• [Задания]:
1. Определите, согласуются ли с текстом о взглядах Лосева на имяславие утверждения (а), (б) и (в). Для каждого ответьте «да» или «нет» и приведите решающие слова текста точной цитатой.
(а) Лосев предлагал называть имяславие по-гречески ономатодоксией.
(б) По мнению Лосева, софийное начало уже получило догматическое закрепление.
(в) Лосев считал, что этот вопрос обсуждался в Церкви начиная от апостола Ермы.
2. Продолжите текст о взглядах Лосева на имяславие, начиная сразу после его последнего предложения.

В видении Лосева Афонский спор есть один из необходимых моментов догматического движения в Церкви. И этот вопрос, по его мнению, хотя и в неявной форме, неоднократно обсуждался в Церкви, начиная от апостола Ермы[62]. В философских тезисах имяславия А.Ф. Лосев писал: «Диалектическое место имени сразу неясно в учении о пресв. Троице потому, что не было соответствующего догматического закрепления этого места, подобно тому, как нет до сих пор догматического закрепления софийного начала, как не было до соборов XIV в. догматического закрепления момента Световой Энергии, как не было в свое время, наконец, догматического закрепления места и смысла самого триединства, а был просто Христос, Сын Божий, и очень неясные намеки на долженствующие тут быть диалектические уточнения»[63].

Для самого же Лосева имяславие, как и исихазм (паламизм), – необходимые моменты православного вероучения и опыта. В «Очерках античного символизма и мифологии» он прямо утверждает: «Итак, омоусианство, дифизитство, иконопочитание, исихазм и имяславие (которое я предлагаю называть по-гречески ономатодоксией) суть единое православно-восточное, византийско-московское, мистико-символическое и диалектико-мифологическое учение и опыт. Арианство, монофизитство и монофелитство, иконоборчество, варлаамитство и имяборчество (ономатомахия) есть единое безбожное мировоззрение и опыт, которому трижды анафема да будет, купно с эллинством, латинством и западным возрожденским басурманством»[64].

• [Исходные данные]:
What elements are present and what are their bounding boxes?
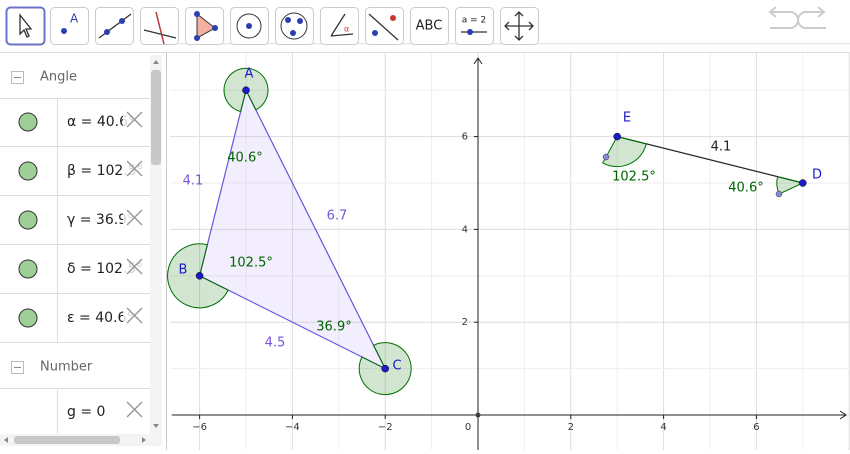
tool-button[interactable] [320, 7, 359, 45]
line-icon-dot [119, 18, 125, 24]
redo-button[interactable] [797, 6, 826, 29]
angle-label: 102.5° [229, 256, 273, 271]
text-tool[interactable]: ABC [416, 19, 443, 34]
segment-label: 4.5 [265, 336, 286, 351]
tool-button[interactable] [455, 7, 494, 45]
graphics-view[interactable] [170, 53, 850, 450]
angle-label: 102.5° [612, 170, 656, 185]
point-icon-label: A [70, 12, 79, 26]
pan-icon [504, 11, 534, 41]
angle-label: 40.6° [728, 181, 763, 196]
tool-buttons: Aα ABC a = 2 [5, 6, 539, 46]
delete-button[interactable] [126, 307, 143, 324]
x-tick-label: −4 [285, 422, 300, 433]
point-label: E [623, 111, 631, 126]
point-label: C [392, 359, 401, 374]
y-tick-label: 4 [462, 224, 468, 235]
tool-button[interactable] [50, 7, 89, 45]
d [246, 23, 252, 29]
point-label: D [812, 168, 822, 183]
point-icon [61, 28, 67, 34]
d [297, 18, 303, 24]
h-scroll-thumb[interactable] [14, 436, 120, 444]
x-tick-label: 0 [465, 422, 471, 433]
aux-point [775, 190, 783, 198]
algebra-item[interactable]: α = 40.6° [67, 114, 135, 130]
circle3-icon [280, 12, 308, 40]
visibility-toggle[interactable] [18, 259, 38, 279]
algebra-item[interactable]: γ = 36.9° [67, 212, 134, 228]
segment[interactable] [617, 136, 803, 184]
axis-arrows [473, 57, 847, 420]
point[interactable] [381, 364, 389, 373]
v-scroll-thumb[interactable] [151, 70, 161, 165]
point[interactable] [799, 179, 807, 187]
delete-button[interactable] [126, 258, 143, 275]
segment-label: 4.1 [711, 140, 732, 155]
delete-button[interactable] [126, 111, 143, 128]
circle-icon [236, 13, 262, 39]
segment-label: 4.1 [183, 174, 204, 189]
visibility-toggle[interactable] [18, 210, 38, 230]
move-icon [19, 13, 33, 38]
polygon-icon [196, 12, 216, 39]
x-tick-label: −2 [378, 422, 393, 433]
perp-icon-red [155, 11, 165, 45]
geometry: A B C E D 4.1 6.7 4.5 4.1 40.6° 102.5° 36.9° 102.5° 4… [167, 67, 822, 396]
delete-button[interactable] [126, 401, 143, 418]
angle-arc[interactable] [358, 342, 412, 396]
y-tick-label: 6 [462, 132, 468, 143]
tool-button[interactable] [410, 7, 449, 45]
y-tick-label: 2 [462, 317, 468, 328]
d [467, 29, 473, 35]
point[interactable] [195, 272, 204, 280]
group-title: Number [40, 360, 93, 375]
group-title: Angle [40, 70, 77, 85]
delete-button[interactable] [126, 209, 143, 226]
angle-icon-a: α [344, 25, 349, 34]
algebra-item[interactable]: g = 0 [67, 404, 105, 420]
angle-arc[interactable] [602, 136, 647, 168]
angle-label: 36.9° [316, 320, 351, 335]
d [194, 35, 200, 41]
x-tick-label: −6 [192, 422, 207, 433]
d [390, 15, 396, 21]
visibility-toggle[interactable] [18, 112, 38, 132]
x-tick-label: 2 [568, 422, 574, 433]
point-label: B [179, 263, 188, 278]
tool-button[interactable] [5, 6, 46, 46]
d [285, 17, 291, 23]
d [372, 30, 378, 36]
visibility-toggle[interactable] [18, 308, 38, 328]
triangle[interactable] [198, 88, 387, 370]
angle-icon [330, 13, 354, 37]
x-tick-label: 6 [753, 422, 759, 433]
angle-label: 40.6° [227, 151, 262, 166]
point[interactable] [242, 86, 250, 94]
visibility-toggle[interactable] [18, 161, 38, 181]
algebra-item[interactable]: ε = 40.6° [67, 310, 133, 326]
d [212, 25, 218, 31]
delete-button[interactable] [126, 160, 143, 177]
slider-tool[interactable]: a = 2 [462, 16, 487, 26]
reflect-icon [368, 13, 399, 41]
point-label: A [245, 67, 254, 82]
aux-point [602, 153, 610, 161]
line-icon-dot [104, 29, 110, 35]
d [194, 11, 200, 17]
line-icon [98, 13, 132, 39]
d [290, 30, 296, 36]
point[interactable] [613, 132, 621, 141]
x-tick-label: 4 [660, 422, 666, 433]
segment-label: 6.7 [327, 209, 348, 224]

• [Ответы]:
1.
(а) Да: «имяславие (которое я предлагаю называть по-гречески ономатодоксией)».
(б) Нет: «как нет до сих пор догматического закрепления софийного начала».
(в) Да: «неоднократно обсуждался в Церкви, начиная от апостола Ермы».

2.
Такое признание означает, в свою очередь, что тот же православный духовный опыт Богообщения, который опровергает иконоборцев и варлаамитов, опровергает и имяборцев, и принятие позиции имяборчества имеет те же следствия для духовной жизни, что и принятие иконоборчества и варлаамизма. Если общение с Богом возможно, развивает данный тезис Лосев, то Бог именуем и тогда имена Божии не просто звуки, но – «сила и умное проявление Божие». Если же имена – это только звуки, то, подобно случаю с иконами, почитаемыми в иконоборчестве как идолы, или случаю с Фаворским Светом, признаваемым в варлаамизме как тварь, подобное имяборчество, ведет, по убеждению Лосева, к позитивизму и безбожию. Сказать, что «Имя не Бог», т.е. отвергнуть основной постулат имяславия, означает, в его представлении, фактически разрушить «устои» православия – один или даже все сразу[65]. Признав, что «Имя есть только звук, а не сам Бог», нельзя соответственно оставаться православным»[66].

При обосновании имяславия как православного учения А.Ф. Лосев обращает внимание на сходство данной ситуации с аналогичной ситуацией обоснования в исихазме, заключающейся в трудности истолкования факта «субъективной видимости» явленного онтологического события. По убеждению Лосева, «если субъективная видимость Света не помешала Паламе считать Свет нетварным и – энергийно (т.е. не субстанционально, не сущностно) – самим Богом», то ничто не мешает также и «произносимость» Имени Божия и его «субъективно-человеческую данность» в звуках, буквах, понимании и переживании совмещать с «нетварной и божественной природой самого Имени по себе»[67].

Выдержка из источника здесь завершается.